__OBJECTIVE__: Collect every line below that contains the word "ущелья".

__RECORDS PROVIDED__:
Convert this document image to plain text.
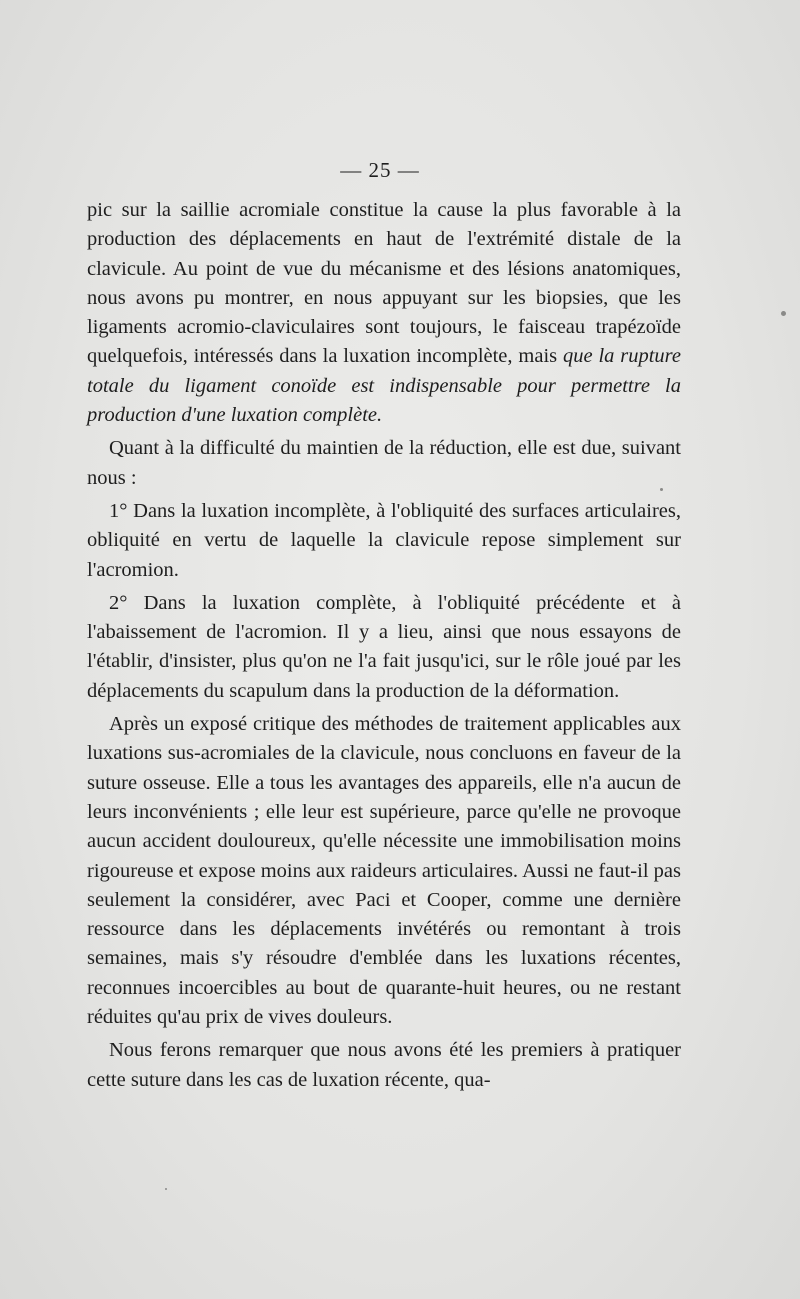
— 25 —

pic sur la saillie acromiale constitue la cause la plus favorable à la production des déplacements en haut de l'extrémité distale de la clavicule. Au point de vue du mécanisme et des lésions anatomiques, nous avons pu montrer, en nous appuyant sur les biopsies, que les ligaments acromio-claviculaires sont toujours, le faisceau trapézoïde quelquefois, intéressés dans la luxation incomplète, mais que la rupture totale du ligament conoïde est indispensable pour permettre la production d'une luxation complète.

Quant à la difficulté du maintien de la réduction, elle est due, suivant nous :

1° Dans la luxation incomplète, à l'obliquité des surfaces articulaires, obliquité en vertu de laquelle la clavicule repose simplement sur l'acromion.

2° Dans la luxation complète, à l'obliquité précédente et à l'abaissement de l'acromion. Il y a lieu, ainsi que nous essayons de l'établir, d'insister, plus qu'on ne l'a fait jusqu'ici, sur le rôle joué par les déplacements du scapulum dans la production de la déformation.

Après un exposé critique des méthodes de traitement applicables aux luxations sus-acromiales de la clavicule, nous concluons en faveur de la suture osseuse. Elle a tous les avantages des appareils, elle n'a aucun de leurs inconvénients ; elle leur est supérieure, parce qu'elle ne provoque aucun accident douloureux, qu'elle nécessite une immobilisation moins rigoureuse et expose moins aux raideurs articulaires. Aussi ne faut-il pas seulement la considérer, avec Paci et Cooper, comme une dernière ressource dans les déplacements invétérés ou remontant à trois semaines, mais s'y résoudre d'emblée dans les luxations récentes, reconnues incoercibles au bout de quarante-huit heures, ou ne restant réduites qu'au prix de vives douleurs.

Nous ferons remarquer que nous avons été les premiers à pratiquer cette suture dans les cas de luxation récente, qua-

...

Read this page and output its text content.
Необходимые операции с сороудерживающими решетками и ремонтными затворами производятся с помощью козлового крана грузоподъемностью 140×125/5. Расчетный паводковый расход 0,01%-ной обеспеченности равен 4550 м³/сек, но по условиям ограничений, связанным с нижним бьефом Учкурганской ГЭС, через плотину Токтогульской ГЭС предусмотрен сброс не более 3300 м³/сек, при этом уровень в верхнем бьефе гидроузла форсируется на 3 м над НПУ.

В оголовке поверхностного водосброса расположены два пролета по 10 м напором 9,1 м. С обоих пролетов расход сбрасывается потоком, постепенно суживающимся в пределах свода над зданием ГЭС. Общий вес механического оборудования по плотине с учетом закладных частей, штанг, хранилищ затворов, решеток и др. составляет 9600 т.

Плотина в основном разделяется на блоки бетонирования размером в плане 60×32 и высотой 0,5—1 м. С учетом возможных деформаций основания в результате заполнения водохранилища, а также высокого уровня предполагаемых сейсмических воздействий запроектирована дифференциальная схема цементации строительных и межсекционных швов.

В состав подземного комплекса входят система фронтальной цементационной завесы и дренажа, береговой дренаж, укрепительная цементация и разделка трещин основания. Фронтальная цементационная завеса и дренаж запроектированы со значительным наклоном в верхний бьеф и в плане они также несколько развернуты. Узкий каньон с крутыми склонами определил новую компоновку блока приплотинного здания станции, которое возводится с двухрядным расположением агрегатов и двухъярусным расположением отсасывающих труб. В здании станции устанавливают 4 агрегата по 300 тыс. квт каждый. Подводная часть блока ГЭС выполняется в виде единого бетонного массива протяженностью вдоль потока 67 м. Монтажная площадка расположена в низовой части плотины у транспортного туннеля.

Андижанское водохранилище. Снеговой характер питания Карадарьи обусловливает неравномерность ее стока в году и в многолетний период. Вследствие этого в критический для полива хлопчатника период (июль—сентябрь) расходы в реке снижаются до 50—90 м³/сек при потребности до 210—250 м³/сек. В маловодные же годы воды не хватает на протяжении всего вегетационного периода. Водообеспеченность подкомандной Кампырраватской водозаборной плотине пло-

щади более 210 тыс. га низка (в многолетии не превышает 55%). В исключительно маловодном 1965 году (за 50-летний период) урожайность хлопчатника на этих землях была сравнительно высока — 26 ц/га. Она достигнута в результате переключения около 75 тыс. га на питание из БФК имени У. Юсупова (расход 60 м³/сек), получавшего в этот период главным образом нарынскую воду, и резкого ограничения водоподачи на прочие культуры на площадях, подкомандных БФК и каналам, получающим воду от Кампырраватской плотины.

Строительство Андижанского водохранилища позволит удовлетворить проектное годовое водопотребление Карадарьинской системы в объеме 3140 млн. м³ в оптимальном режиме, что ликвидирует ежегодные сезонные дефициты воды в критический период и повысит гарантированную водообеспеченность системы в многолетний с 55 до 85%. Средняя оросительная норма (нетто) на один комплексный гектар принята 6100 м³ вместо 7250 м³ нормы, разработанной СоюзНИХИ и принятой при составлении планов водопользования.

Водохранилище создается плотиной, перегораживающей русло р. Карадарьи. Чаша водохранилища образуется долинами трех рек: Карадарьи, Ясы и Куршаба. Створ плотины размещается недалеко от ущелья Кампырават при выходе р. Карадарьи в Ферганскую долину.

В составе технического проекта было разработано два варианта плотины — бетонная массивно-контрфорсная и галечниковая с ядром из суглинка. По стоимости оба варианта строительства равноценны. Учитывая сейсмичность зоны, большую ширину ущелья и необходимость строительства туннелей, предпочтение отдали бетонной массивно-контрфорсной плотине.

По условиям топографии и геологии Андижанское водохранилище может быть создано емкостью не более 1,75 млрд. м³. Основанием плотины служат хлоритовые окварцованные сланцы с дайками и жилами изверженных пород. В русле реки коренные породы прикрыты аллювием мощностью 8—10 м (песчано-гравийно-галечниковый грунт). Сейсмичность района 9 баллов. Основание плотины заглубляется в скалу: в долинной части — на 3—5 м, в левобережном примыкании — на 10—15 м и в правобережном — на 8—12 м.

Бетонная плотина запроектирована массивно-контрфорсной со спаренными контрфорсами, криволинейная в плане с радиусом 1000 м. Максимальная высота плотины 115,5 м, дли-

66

* * *

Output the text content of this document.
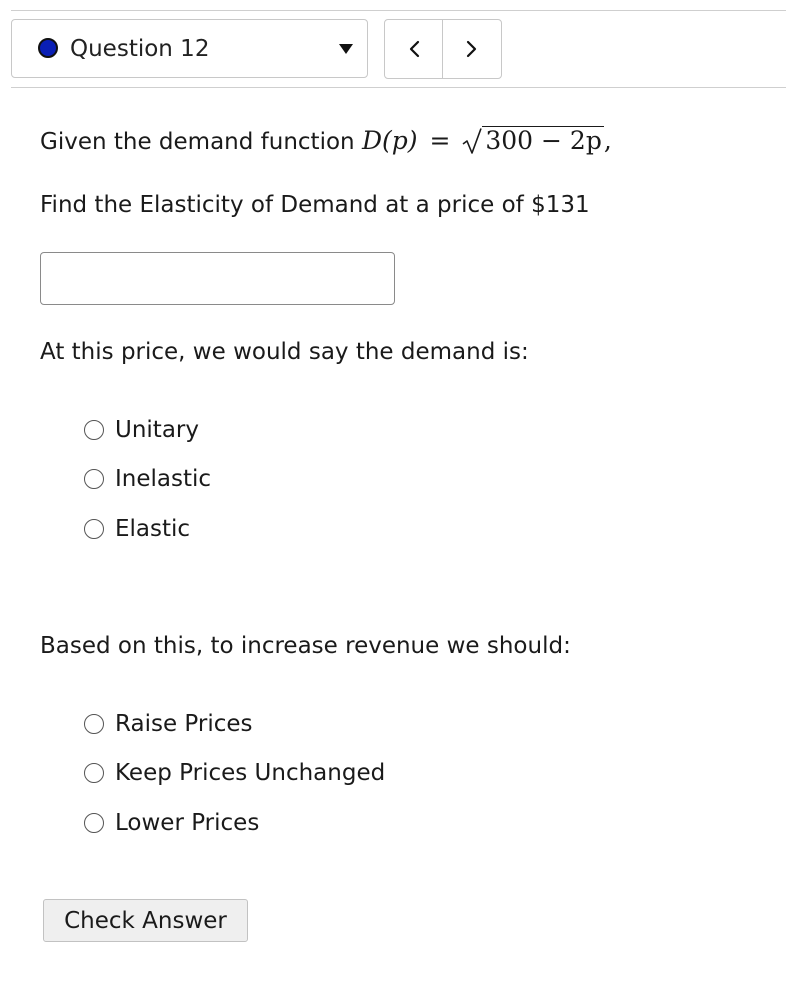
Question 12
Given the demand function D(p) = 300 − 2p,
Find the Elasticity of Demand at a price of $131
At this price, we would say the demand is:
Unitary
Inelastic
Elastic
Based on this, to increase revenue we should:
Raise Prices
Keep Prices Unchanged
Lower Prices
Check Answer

__SOLUTION__:
Водохранилище создается плотиной, перегораживающей русло р. Карадарьи. Чаша водохранилища образуется долинами трех рек: Карадарьи, Ясы и Куршаба. Створ плотины размещается недалеко от ущелья Кампырават при выходе р. Карадарьи в Ферганскую долину.
В составе технического проекта было разработано два варианта плотины — бетонная массивно-контрфорсная и галечниковая с ядром из суглинка. По стоимости оба варианта строительства равноценны. Учитывая сейсмичность зоны, большую ширину ущелья и необходимость строительства туннелей, предпочтение отдали бетонной массивно-контрфорсной плотине.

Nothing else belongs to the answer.